• [WHAT IS NEEDED] Faithfully return all lines, omitting every embedded picture.

____________

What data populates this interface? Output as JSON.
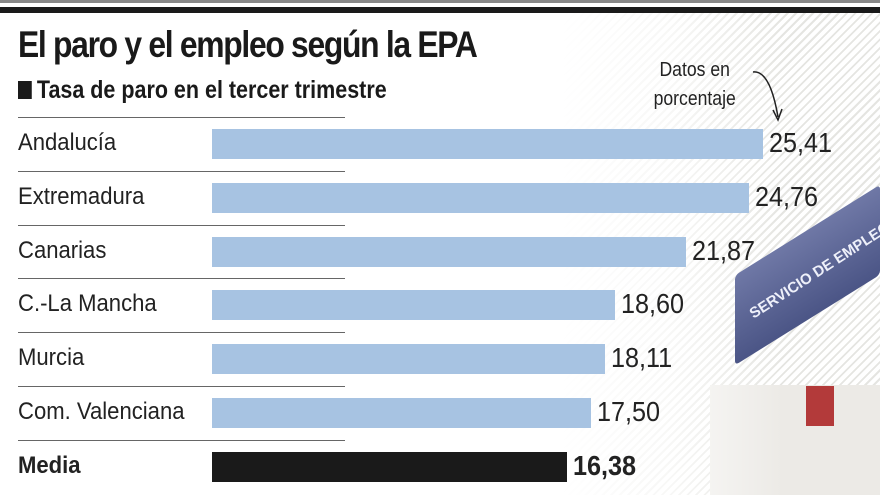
{
  "chart_data": {
    "type": "bar",
    "orientation": "horizontal",
    "title": "El paro y el empleo según la EPA",
    "subtitle": "Tasa de paro en el tercer trimestre",
    "annotation": "Datos en porcentaje",
    "categories": [
      "Andalucía",
      "Extremadura",
      "Canarias",
      "C.-La Mancha",
      "Murcia",
      "Com. Valenciana",
      "Media"
    ],
    "values": [
      25.41,
      24.76,
      21.87,
      18.6,
      18.11,
      17.5,
      16.38
    ],
    "value_labels": [
      "25,41",
      "24,76",
      "21,87",
      "18,60",
      "18,11",
      "17,50",
      "16,38"
    ],
    "xlim": [
      0,
      25.41
    ],
    "colors": {
      "bar": "#a7c3e2",
      "highlight": "#1a1a1a"
    }
  },
  "annotation_lines": [
    "Datos en",
    "porcentaje"
  ],
  "photo": {
    "sign_text": "SERVICIO DE EMPLEO"
  }
}
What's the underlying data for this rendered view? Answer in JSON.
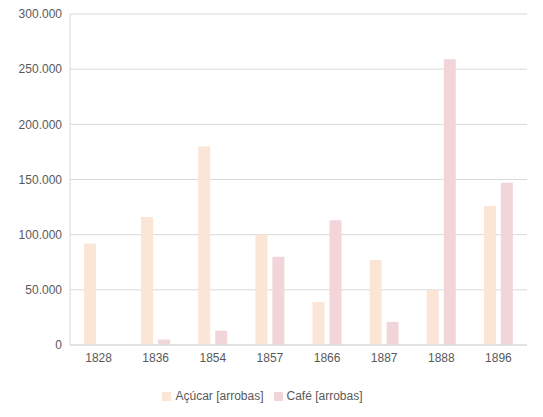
{
  "chart_data": {
    "type": "bar",
    "categories": [
      "1828",
      "1836",
      "1854",
      "1857",
      "1866",
      "1887",
      "1888",
      "1896"
    ],
    "series": [
      {
        "name": "Açúcar [arrobas]",
        "color": "#fbe5d6",
        "values": [
          92000,
          116000,
          180000,
          100000,
          39000,
          77000,
          50000,
          126000
        ]
      },
      {
        "name": "Café [arrobas]",
        "color": "#f2d5d8",
        "values": [
          null,
          5000,
          13000,
          80000,
          113000,
          21000,
          259000,
          147000
        ]
      }
    ],
    "ylim": [
      0,
      300000
    ],
    "yticks": [
      {
        "value": 0,
        "label": "0"
      },
      {
        "value": 50000,
        "label": "50.000"
      },
      {
        "value": 100000,
        "label": "100.000"
      },
      {
        "value": 150000,
        "label": "150.000"
      },
      {
        "value": 200000,
        "label": "200.000"
      },
      {
        "value": 250000,
        "label": "250.000"
      },
      {
        "value": 300000,
        "label": "300.000"
      }
    ],
    "grid": true,
    "legend": "bottom"
  }
}
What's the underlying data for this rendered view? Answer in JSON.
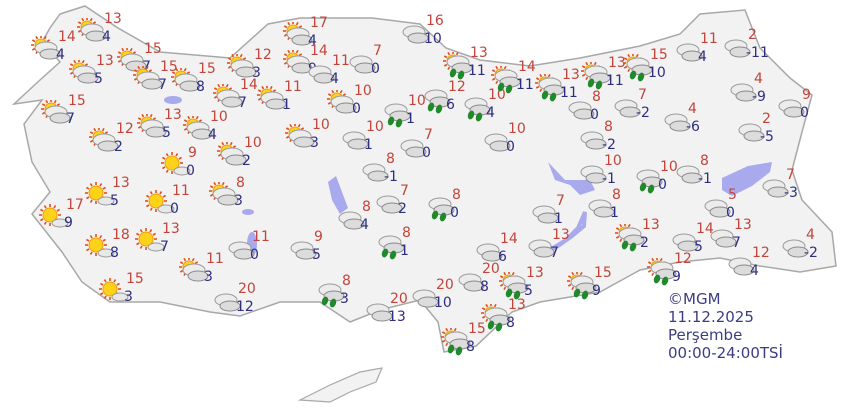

____________

• [SOLUTION FOR THIS EXERCISE]
What data populates this interface? Output as JSON.
{
  "chart_data": {
    "type": "bar",
    "orientation": "horizontal",
    "title": "El paro y el empleo según la EPA",
    "subtitle": "Tasa de paro en el tercer trimestre",
    "annotation": "Datos en porcentaje",
    "categories": [
      "Andalucía",
      "Extremadura",
      "Canarias",
      "C.-La Mancha",
      "Murcia",
      "Com. Valenciana",
      "Media"
    ],
    "values": [
      25.41,
      24.76,
      21.87,
      18.6,
      18.11,
      17.5,
      16.38
    ],
    "value_labels": [
      "25,41",
      "24,76",
      "21,87",
      "18,60",
      "18,11",
      "17,50",
      "16,38"
    ],
    "xlim": [
      0,
      25.41
    ],
    "colors": {
      "bar": "#a7c3e2",
      "highlight": "#1a1a1a"
    }
  },
  "annotation_lines": [
    "Datos en",
    "porcentaje"
  ],
  "photo": {
    "sign_text": "SERVICIO DE EMPLEO"
  }
}
What's the underlying data for this rendered view? Answer in JSON.
{
  "chart_data": {
    "type": "bar",
    "categories": [
      "1828",
      "1836",
      "1854",
      "1857",
      "1866",
      "1887",
      "1888",
      "1896"
    ],
    "series": [
      {
        "name": "Açúcar [arrobas]",
        "color": "#fbe5d6",
        "values": [
          92000,
          116000,
          180000,
          100000,
          39000,
          77000,
          50000,
          126000
        ]
      },
      {
        "name": "Café [arrobas]",
        "color": "#f2d5d8",
        "values": [
          null,
          5000,
          13000,
          80000,
          113000,
          21000,
          259000,
          147000
        ]
      }
    ],
    "ylim": [
      0,
      300000
    ],
    "yticks": [
      {
        "value": 0,
        "label": "0"
      },
      {
        "value": 50000,
        "label": "50.000"
      },
      {
        "value": 100000,
        "label": "100.000"
      },
      {
        "value": 150000,
        "label": "150.000"
      },
      {
        "value": 200000,
        "label": "200.000"
      },
      {
        "value": 250000,
        "label": "250.000"
      },
      {
        "value": 300000,
        "label": "300.000"
      }
    ],
    "grid": true,
    "legend": "bottom"
  }
}
What's the underlying data for this rendered view? Answer in JSON.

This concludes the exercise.